▸ **What this task involves**: All of the lines below are to be transcribed faithfully, with pictures excluded from the copy.

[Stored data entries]
- - - - - - -

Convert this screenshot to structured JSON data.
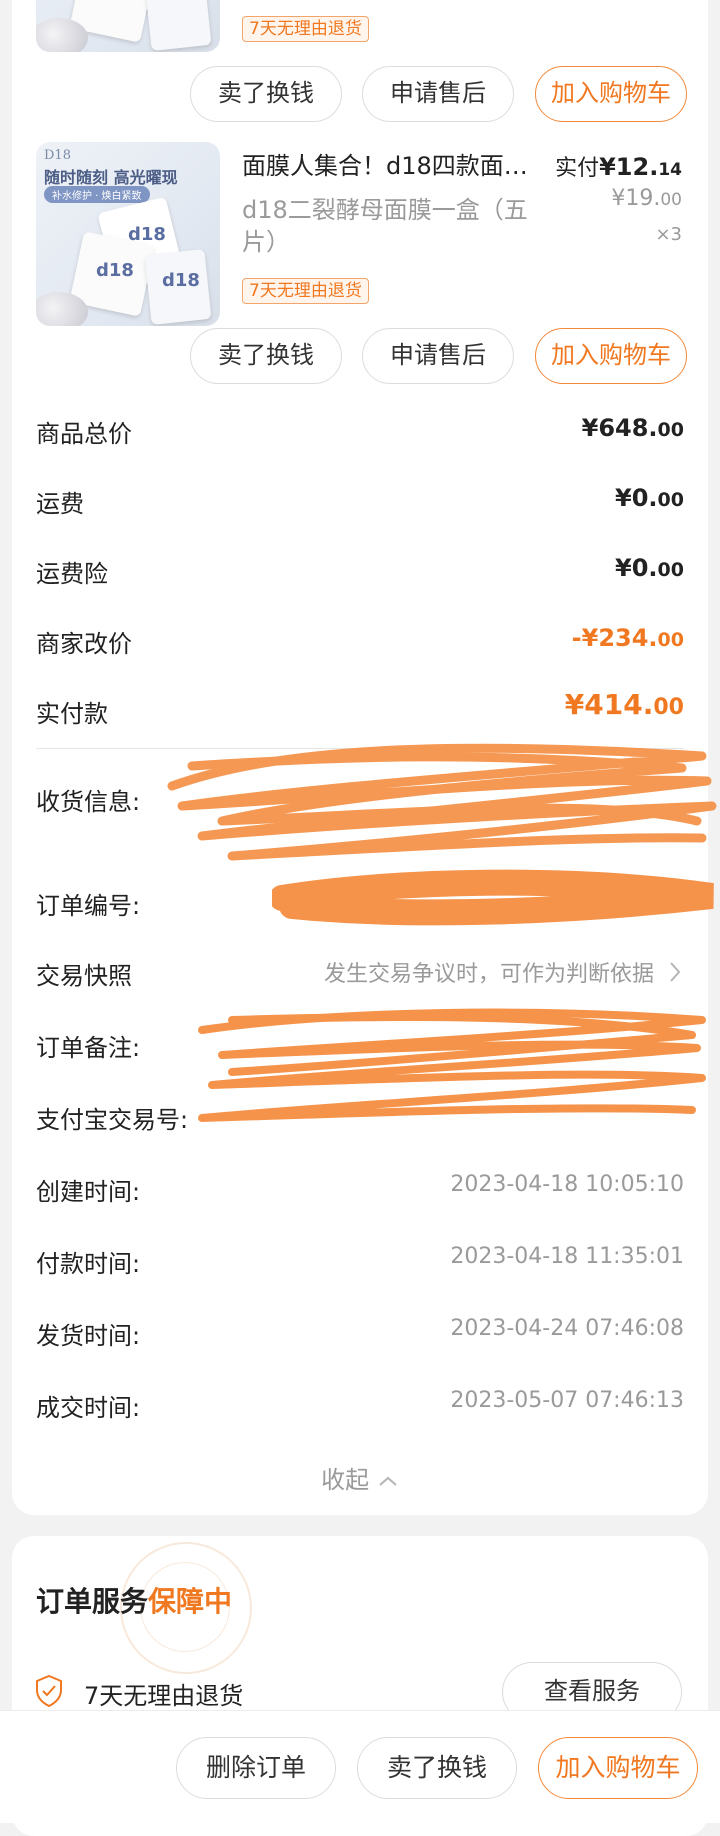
{
  "products": [
    {
      "tag": "7天无理由退货",
      "buttons": [
        "卖了换钱",
        "申请售后",
        "加入购物车"
      ]
    },
    {
      "title": "面膜人集合！d18四款面…",
      "subtitle": "d18二裂酵母面膜一盒（五片）",
      "tag": "7天无理由退货",
      "real_price_label": "实付",
      "real_price_int": "¥12.",
      "real_price_dec": "14",
      "orig_price_int": "¥19.",
      "orig_price_dec": "00",
      "qty": "×3",
      "image_text": {
        "brand": "D18",
        "headline": "随时随刻 高光曜现",
        "pill": "补水修护 · 焕白紧致",
        "box_logo": "d18"
      },
      "buttons": [
        "卖了换钱",
        "申请售后",
        "加入购物车"
      ]
    }
  ],
  "summary": {
    "goods_total": {
      "label": "商品总价",
      "int": "¥648.",
      "dec": "00"
    },
    "shipping": {
      "label": "运费",
      "int": "¥0.",
      "dec": "00"
    },
    "shipping_insurance": {
      "label": "运费险",
      "int": "¥0.",
      "dec": "00"
    },
    "merchant_adjust": {
      "label": "商家改价",
      "int": "-¥234.",
      "dec": "00"
    },
    "paid": {
      "label": "实付款",
      "int": "¥414.",
      "dec": "00"
    }
  },
  "info": {
    "receiver_label": "收货信息:",
    "order_no_label": "订单编号:",
    "snapshot_label": "交易快照",
    "snapshot_value": "发生交易争议时，可作为判断依据",
    "remark_label": "订单备注:",
    "alipay_label": "支付宝交易号:",
    "created_label": "创建时间:",
    "created_value": "2023-04-18 10:05:10",
    "paid_label": "付款时间:",
    "paid_value": "2023-04-18 11:35:01",
    "shipped_label": "发货时间:",
    "shipped_value": "2023-04-24 07:46:08",
    "closed_label": "成交时间:",
    "closed_value": "2023-05-07 07:46:13",
    "collapse_label": "收起"
  },
  "service": {
    "title_prefix": "订单服务",
    "title_highlight": "保障中",
    "item_label": "7天无理由退货",
    "view_button": "查看服务"
  },
  "bottom_bar": {
    "delete": "删除订单",
    "sell": "卖了换钱",
    "add_cart": "加入购物车"
  },
  "colors": {
    "accent": "#f07820",
    "redaction": "#f5934a"
  }
}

- - - - - - -

▸ **Answer to this exercise**:
Convert this screenshot to structured JSON data.
{
  "products": [
    {
      "tag": "7天无理由退货",
      "buttons": [
        "卖了换钱",
        "申请售后",
        "加入购物车"
      ]
    },
    {
      "title": "面膜人集合！d18四款面…",
      "subtitle": "d18二裂酵母面膜一盒（五片）",
      "tag": "7天无理由退货",
      "real_price_label": "实付",
      "real_price_int": "¥12.",
      "real_price_dec": "14",
      "orig_price_int": "¥19.",
      "orig_price_dec": "00",
      "qty": "×3",
      "image_text": {
        "brand": "D18",
        "headline": "随时随刻 高光曜现",
        "pill": "补水修护 · 焕白紧致",
        "box_logo": "d18"
      },
      "buttons": [
        "卖了换钱",
        "申请售后",
        "加入购物车"
      ]
    }
  ],
  "summary": {
    "goods_total": {
      "label": "商品总价",
      "int": "¥648.",
      "dec": "00"
    },
    "shipping": {
      "label": "运费",
      "int": "¥0.",
      "dec": "00"
    },
    "shipping_insurance": {
      "label": "运费险",
      "int": "¥0.",
      "dec": "00"
    },
    "merchant_adjust": {
      "label": "商家改价",
      "int": "-¥234.",
      "dec": "00"
    },
    "paid": {
      "label": "实付款",
      "int": "¥414.",
      "dec": "00"
    }
  },
  "info": {
    "receiver_label": "收货信息:",
    "order_no_label": "订单编号:",
    "snapshot_label": "交易快照",
    "snapshot_value": "发生交易争议时，可作为判断依据",
    "remark_label": "订单备注:",
    "alipay_label": "支付宝交易号:",
    "created_label": "创建时间:",
    "created_value": "2023-04-18 10:05:10",
    "paid_label": "付款时间:",
    "paid_value": "2023-04-18 11:35:01",
    "shipped_label": "发货时间:",
    "shipped_value": "2023-04-24 07:46:08",
    "closed_label": "成交时间:",
    "closed_value": "2023-05-07 07:46:13",
    "collapse_label": "收起"
  },
  "service": {
    "title_prefix": "订单服务",
    "title_highlight": "保障中",
    "item_label": "7天无理由退货",
    "view_button": "查看服务"
  },
  "bottom_bar": {
    "delete": "删除订单",
    "sell": "卖了换钱",
    "add_cart": "加入购物车"
  },
  "colors": {
    "accent": "#f07820",
    "redaction": "#f5934a"
  }
}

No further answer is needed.